#### Stated problem A
Answer these questions from the article on Rawiri Paratene:
(i) In the Czech Republic, where was the production staged?
(ii) In how many countries will the show have been played by the time of the home visit?
(iii) Where will the tour finish?
#### Stated problem B
Repeat the part of the article on Rawiri Paratene starting with "Kiwi actor Rawiri" and going on through "to the world.".
==== Given passage
Kiwi actor Rawiri Paratene known for Whale Rider, Playschool and now, Hamlet on the world's stages. Photo / Supplied
One of our most treasured actors has been on the road for more than a year with a Globe Theatre production of one of the planet’s most treasured plays, Hamlet. On the eve of the production’s visit here, Greg Dixon talks to Rawiri Paratene about how he came to be taking Shakespeare to the world.
In Cyprus, it was a Greco-Roman theatre in the ancient city of Kourion with the eternal Mediterranean as a backdrop. In the Czech Republic it was in a beautiful courtyard at Prague Castle, the official residence of the country's president. In Eritera it was the Cinema Roma, built by Italian fascists in the 1930s. In Merida in Mexico it was in the village square in front of the oldest Catholic cathedral in the mainland Americas and in Botswana it was in a cultural centre in Kasane, the small town where Elizabeth Taylor remarried Richard Burton back in 1975.
In Shakespeare's resonant metaphor, all the world is a stage. For Rawiri Paratene this has been quite literally true for a year, and will be for another as he plays on stages from Europe to the Americas to Africa to Asia to the Pacific.
When the veteran actor of local stage and screen briefly visits home at the end of the month for five performances of the Globe Theatre's production of Hamlet, he and the small international cast and crew of this world-conquering production of Shakespeare's most powerful tragedy will have travelled more than 150,000km and played the show in 102 countries, all in little over a year. By the time this grand, mad and wildly ambitious tour finishes at the Shakespeare's Globe in London next April, Paratene and his fellow players will have travelled more than 230,000km and - fingers crossed, touch wood - should have played their Hamlet in every country in the world.
"If I won the lottery, I'd go around the world," Paratene says by phone, from of all places, Namibia. "But that's what I'm doing now, I'm going around the world, getting paid, my accommodation is looked after and I'm working on this beautiful piece. I feel like I've actually won the lottery. Simple."
========
==== Raw records
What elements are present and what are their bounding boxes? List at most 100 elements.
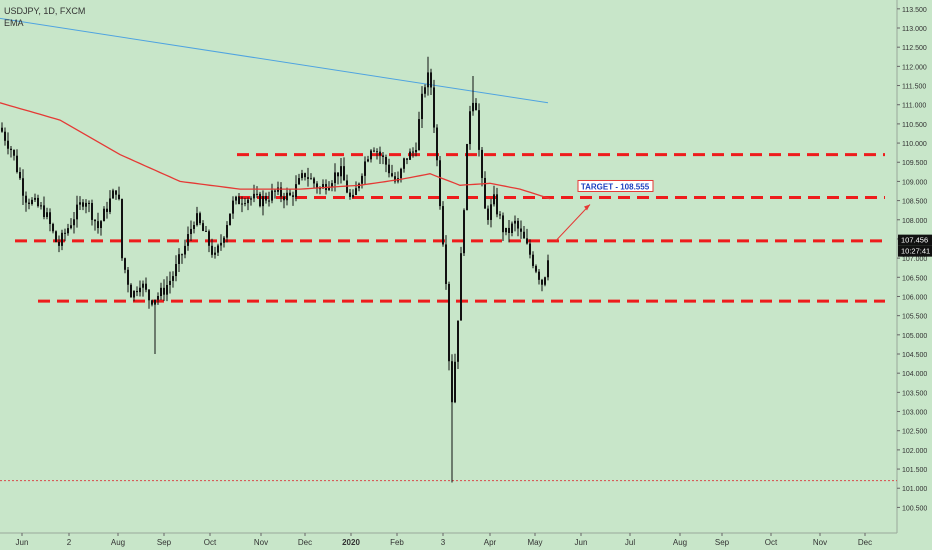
y-tick-label: 112.500 xyxy=(902,45,927,52)
candle-body xyxy=(349,192,351,197)
candle-body xyxy=(163,287,165,295)
candle-body xyxy=(175,264,177,277)
trendline xyxy=(0,17,549,104)
candle-body xyxy=(154,299,156,305)
candle-body xyxy=(283,196,285,201)
candle-body xyxy=(229,213,231,226)
y-tick-label: 102.000 xyxy=(902,448,927,455)
candle-body xyxy=(28,202,30,205)
candle-body xyxy=(157,296,159,300)
candle-body xyxy=(340,166,342,177)
x-tick-label: Aug xyxy=(673,538,687,547)
target-arrow xyxy=(555,204,591,241)
candle-body xyxy=(115,190,117,195)
candle-body xyxy=(514,220,516,224)
candle-body xyxy=(412,151,414,153)
candle-body xyxy=(295,184,297,197)
candle-body xyxy=(460,253,462,321)
candle-body xyxy=(355,188,357,195)
candle-body xyxy=(334,172,336,184)
candle-body xyxy=(493,194,495,205)
candle-body xyxy=(382,155,384,157)
candle-body xyxy=(400,168,402,179)
candle-body xyxy=(217,245,219,253)
candle-body xyxy=(535,265,537,272)
candle-body xyxy=(133,290,135,298)
candle-body xyxy=(73,219,75,226)
y-tick-label: 104.500 xyxy=(902,352,927,359)
candle-body xyxy=(430,72,432,88)
candle-body xyxy=(43,205,45,217)
candle-body xyxy=(424,87,426,94)
candle-body xyxy=(85,202,87,207)
candle-body xyxy=(13,150,15,156)
candle-body xyxy=(523,231,525,239)
candle-body xyxy=(16,155,18,172)
y-tick-label: 112.000 xyxy=(902,64,927,71)
price-tag xyxy=(898,234,932,246)
candle-body xyxy=(160,287,162,297)
candle-body xyxy=(223,237,225,243)
candle-body xyxy=(544,277,546,285)
candle-body xyxy=(127,269,129,285)
candle-body xyxy=(97,221,99,229)
candle-body xyxy=(421,93,423,120)
candle-body xyxy=(406,158,408,160)
candle-body xyxy=(511,223,513,233)
candle-body xyxy=(226,225,228,238)
candle-body xyxy=(169,280,171,285)
x-tick-label: Jun xyxy=(575,538,588,547)
candle-body xyxy=(376,151,378,153)
candle-body xyxy=(151,300,153,305)
candle-body xyxy=(10,148,12,151)
candle-body xyxy=(517,220,519,229)
candle-body xyxy=(451,361,453,403)
y-tick-label: 104.000 xyxy=(902,371,927,378)
candle-body xyxy=(271,190,273,201)
candle-body xyxy=(184,245,186,255)
y-tick-label: 109.500 xyxy=(902,160,927,167)
candle-body xyxy=(172,276,174,281)
candle-body xyxy=(25,195,27,203)
candle-body xyxy=(220,242,222,246)
y-tick-label: 106.500 xyxy=(902,275,927,282)
y-tick-label: 109.000 xyxy=(902,179,927,186)
x-tick-label: Jul xyxy=(625,538,635,547)
y-tick-label: 105.000 xyxy=(902,333,927,340)
target-label: TARGET - 108.555 xyxy=(581,182,650,191)
candle-body xyxy=(58,241,60,246)
candle-body xyxy=(253,193,255,199)
x-tick-label: Nov xyxy=(813,538,827,547)
candle-body xyxy=(448,283,450,362)
x-tick-label: Dec xyxy=(298,538,312,547)
candle-body xyxy=(34,197,36,200)
candle-body xyxy=(466,144,468,211)
x-tick-label: Dec xyxy=(858,538,872,547)
candle-body xyxy=(526,238,528,244)
x-tick-label: Feb xyxy=(390,538,404,547)
candle-body xyxy=(304,173,306,178)
candle-body xyxy=(145,283,147,290)
y-tick-label: 113.000 xyxy=(902,26,927,33)
time-tag xyxy=(898,245,932,257)
candle-body xyxy=(199,213,201,224)
y-tick-label: 107.000 xyxy=(902,256,927,263)
candle-body xyxy=(484,177,486,209)
candle-body xyxy=(310,178,312,180)
candle-body xyxy=(454,361,456,403)
candle-body xyxy=(367,159,369,162)
candle-body xyxy=(241,203,243,205)
candle-body xyxy=(394,176,396,182)
candle-body xyxy=(250,198,252,200)
candle-body xyxy=(76,204,78,220)
candle-body xyxy=(70,225,72,229)
candle-body xyxy=(364,161,366,176)
candle-body xyxy=(427,72,429,88)
candle-body xyxy=(457,320,459,362)
y-tick-label: 108.000 xyxy=(902,218,927,225)
candle-body xyxy=(262,196,264,207)
candle-body xyxy=(373,150,375,152)
candle-body xyxy=(280,187,282,197)
candle-body xyxy=(418,119,420,150)
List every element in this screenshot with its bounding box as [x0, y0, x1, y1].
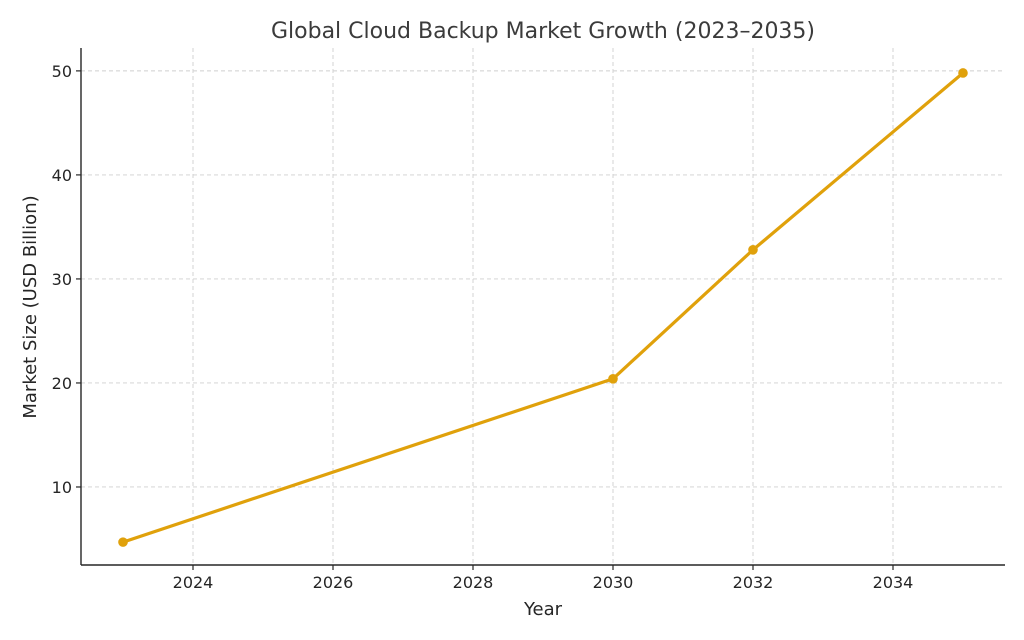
data-point — [118, 537, 128, 547]
axes-layer — [80, 48, 1005, 566]
x-tick-label: 2032 — [733, 573, 774, 592]
y-tick-label: 50 — [52, 62, 72, 81]
chart-title: Global Cloud Backup Market Growth (2023–… — [271, 19, 815, 44]
grid-layer — [81, 48, 1005, 565]
x-tick-label: 2024 — [173, 573, 214, 592]
data-point — [608, 373, 618, 384]
x-tick-label: 2030 — [593, 573, 634, 592]
data-point — [748, 245, 758, 255]
y-axis-label: Market Size (USD Billion) — [20, 195, 41, 418]
x-tick-label: 2026 — [313, 573, 354, 592]
y-tick-label: 20 — [52, 374, 72, 393]
series-line — [121, 71, 965, 544]
y-tick-label: 40 — [52, 166, 72, 185]
x-axis-label: Year — [523, 599, 563, 620]
data-point — [958, 68, 968, 78]
x-tick-label: 2034 — [873, 573, 914, 592]
series-layer — [118, 68, 968, 547]
x-tick-label: 2028 — [453, 573, 494, 592]
y-tick-label: 30 — [52, 270, 72, 289]
y-tick-label: 10 — [52, 478, 72, 497]
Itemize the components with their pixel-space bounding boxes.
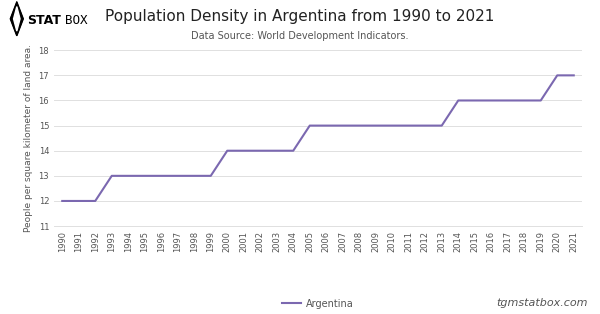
Text: BOX: BOX <box>65 14 88 27</box>
Text: Data Source: World Development Indicators.: Data Source: World Development Indicator… <box>191 31 409 41</box>
Y-axis label: People per square kilometer of land area.: People per square kilometer of land area… <box>24 44 33 232</box>
Text: STAT: STAT <box>28 14 61 27</box>
Text: tgmstatbox.com: tgmstatbox.com <box>497 298 588 308</box>
Polygon shape <box>10 2 23 36</box>
Text: Population Density in Argentina from 1990 to 2021: Population Density in Argentina from 199… <box>106 9 494 24</box>
Legend: Argentina: Argentina <box>278 295 358 313</box>
Polygon shape <box>14 7 20 31</box>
========
#### Task result A
(i) In a courtyard at Prague Castle, the official residence of the country's president.
(ii) 102 countries.
(iii) At the Shakespeare's Globe in London, next April.

#### Task result B
Kiwi actor Rawiri Paratene known for Whale Rider, Playschool and now, Hamlet on the world's stages. Photo / Supplied
One of our most treasured actors has been on the road for more than a year with a Globe Theatre production of one of the planet’s most treasured plays, Hamlet. On the eve of the production’s visit here, Greg Dixon talks to Rawiri Paratene about how he came to be taking Shakespeare to the world.